▶ **Description of the task**: Reproduce every line of the listing as written, apart from the pictures.

▶ **Material provided**:
......
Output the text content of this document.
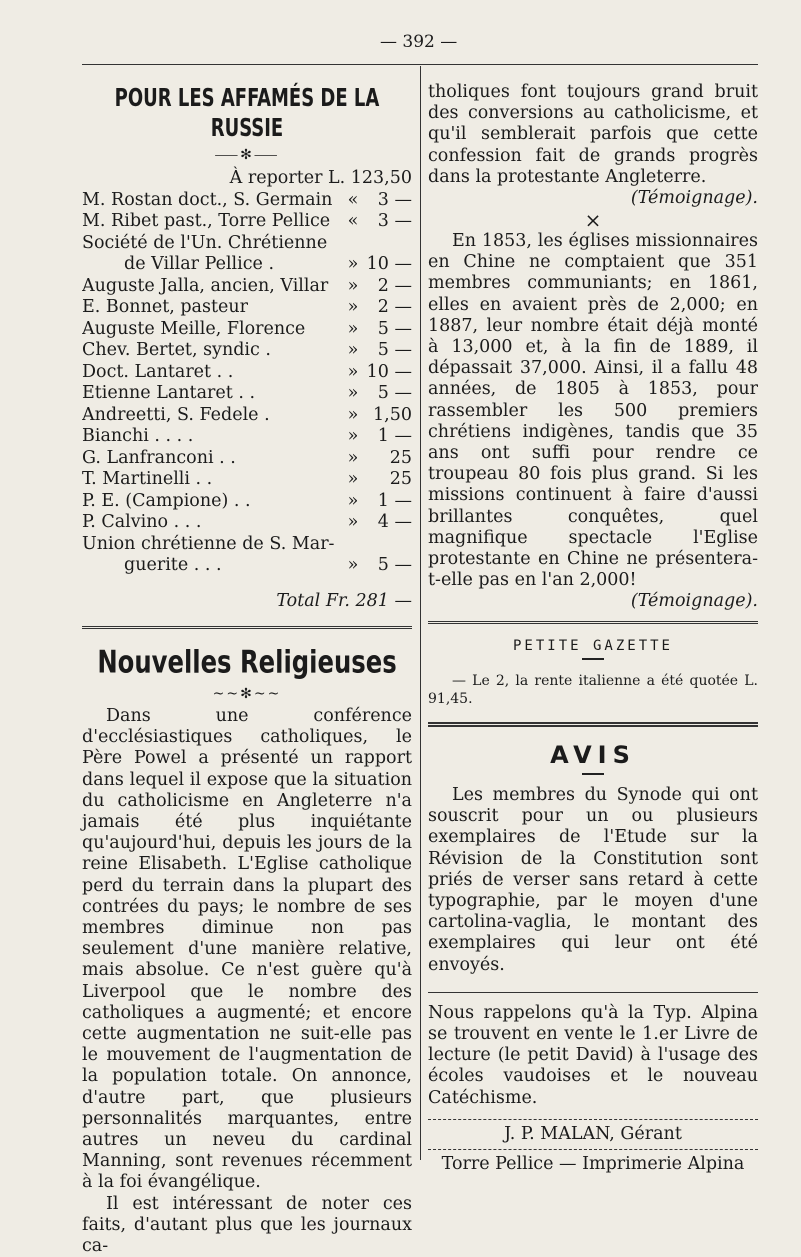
— 392 —
POUR LES AFFAMÉS DE LA RUSSIE
⸺✻⸺
À reporter L. 123,50
M. Rostan doct., S. Germain «	3 —
M. Ribet past., Torre Pellice	«	3 —
Société de l'Un. Chrétienne
de Villar Pellice .	» 10 —
Auguste Jalla, ancien, Villar	»	2 —
E. Bonnet, pasteur	»	2 —
Auguste Meille, Florence	»	5 —
Chev. Bertet, syndic .	»	5 —
Doct. Lantaret . .	» 10 —
Etienne Lantaret . .	»	5 —
Andreetti, S. Fedele .	» 1,50
Bianchi . . . .	»	1 —
G. Lanfranconi . .	»	25
T. Martinelli . .	»	25
P. E. (Campione) . .	»	1 —
P. Calvino . . .	»	4 —
Union chrétienne de S. Mar-
guerite . . .	»	5 —
Total Fr. 281 —
Nouvelles Religieuses
~~✻~~

Dans une conférence d'ecclésiastiques catholiques, le Père Powel a présenté un rapport dans lequel il expose que la situation du catholicisme en Angleterre n'a jamais été plus inquiétante qu'aujourd'hui, depuis les jours de la reine Elisabeth. L'Eglise catholique perd du terrain dans la plupart des contrées du pays; le nombre de ses membres diminue non pas seulement d'une manière relative, mais absolue. Ce n'est guère qu'à Liverpool que le nombre des catholiques a augmenté; et encore cette augmentation ne suit-elle pas le mouvement de l'augmentation de la population totale. On annonce, d'autre part, que plusieurs personnalités marquantes, entre autres un neveu du cardinal Manning, sont revenues récemment à la foi évangélique.

Il est intéressant de noter ces faits, d'autant plus que les journaux ca-

tholiques font toujours grand bruit des conversions au catholicisme, et qu'il semblerait parfois que cette confession fait de grands progrès dans la protestante Angleterre.

(Témoignage).
×

En 1853, les églises missionnaires en Chine ne comptaient que 351 membres communiants; en 1861, elles en avaient près de 2,000; en 1887, leur nombre était déjà monté à 13,000 et, à la fin de 1889, il dépassait 37,000. Ainsi, il a fallu 48 années, de 1805 à 1853, pour rassembler les 500 premiers chrétiens indigènes, tandis que 35 ans ont suffi pour rendre ce troupeau 80 fois plus grand. Si les missions continuent à faire d'aussi brillantes conquêtes, quel magnifique spectacle l'Eglise protestante en Chine ne présentera-t-elle pas en l'an 2,000!

(Témoignage).
PETITE GAZETTE

— Le 2, la rente italienne a été quotée L. 91,45.

AVIS

Les membres du Synode qui ont souscrit pour un ou plusieurs exemplaires de l'Etude sur la Révision de la Constitution sont priés de verser sans retard à cette typographie, par le moyen d'une cartolina-vaglia, le montant des exemplaires qui leur ont été envoyés.

Nous rappelons qu'à la Typ. Alpina se trouvent en vente le 1.er Livre de lecture (le petit David) à l'usage des écoles vaudoises et le nouveau Catéchisme.

J. P. MALAN, Gérant
Torre Pellice — Imprimerie Alpina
......
▶ **Solution for this exercise**:
Output the text content of this document.
— 392 —
POUR LES AFFAMÉS DE LA RUSSIE
⸺✻⸺
À reporter L. 123,50
M. Rostan doct., S. Germain «	3 —
M. Ribet past., Torre Pellice	«	3 —
Société de l'Un. Chrétienne
de Villar Pellice .	» 10 —
Auguste Jalla, ancien, Villar	»	2 —
E. Bonnet, pasteur	»	2 —
Auguste Meille, Florence	»	5 —
Chev. Bertet, syndic .	»	5 —
Doct. Lantaret . .	» 10 —
Etienne Lantaret . .	»	5 —
Andreetti, S. Fedele .	» 1,50
Bianchi . . . .	»	1 —
G. Lanfranconi . .	»	25
T. Martinelli . .	»	25
P. E. (Campione) . .	»	1 —
P. Calvino . . .	»	4 —
Union chrétienne de S. Mar-
guerite . . .	»	5 —
Total Fr. 281 —
Nouvelles Religieuses
~~✻~~

Dans une conférence d'ecclésiastiques catholiques, le Père Powel a présenté un rapport dans lequel il expose que la situation du catholicisme en Angleterre n'a jamais été plus inquiétante qu'aujourd'hui, depuis les jours de la reine Elisabeth. L'Eglise catholique perd du terrain dans la plupart des contrées du pays; le nombre de ses membres diminue non pas seulement d'une manière relative, mais absolue. Ce n'est guère qu'à Liverpool que le nombre des catholiques a augmenté; et encore cette augmentation ne suit-elle pas le mouvement de l'augmentation de la population totale. On annonce, d'autre part, que plusieurs personnalités marquantes, entre autres un neveu du cardinal Manning, sont revenues récemment à la foi évangélique.

Il est intéressant de noter ces faits, d'autant plus que les journaux ca-

tholiques font toujours grand bruit des conversions au catholicisme, et qu'il semblerait parfois que cette confession fait de grands progrès dans la protestante Angleterre.

(Témoignage).
×

En 1853, les églises missionnaires en Chine ne comptaient que 351 membres communiants; en 1861, elles en avaient près de 2,000; en 1887, leur nombre était déjà monté à 13,000 et, à la fin de 1889, il dépassait 37,000. Ainsi, il a fallu 48 années, de 1805 à 1853, pour rassembler les 500 premiers chrétiens indigènes, tandis que 35 ans ont suffi pour rendre ce troupeau 80 fois plus grand. Si les missions continuent à faire d'aussi brillantes conquêtes, quel magnifique spectacle l'Eglise protestante en Chine ne présentera-t-elle pas en l'an 2,000!

(Témoignage).
PETITE GAZETTE

— Le 2, la rente italienne a été quotée L. 91,45.

AVIS

Les membres du Synode qui ont souscrit pour un ou plusieurs exemplaires de l'Etude sur la Révision de la Constitution sont priés de verser sans retard à cette typographie, par le moyen d'une cartolina-vaglia, le montant des exemplaires qui leur ont été envoyés.

Nous rappelons qu'à la Typ. Alpina se trouvent en vente le 1.er Livre de lecture (le petit David) à l'usage des écoles vaudoises et le nouveau Catéchisme.

J. P. MALAN, Gérant
Torre Pellice — Imprimerie Alpina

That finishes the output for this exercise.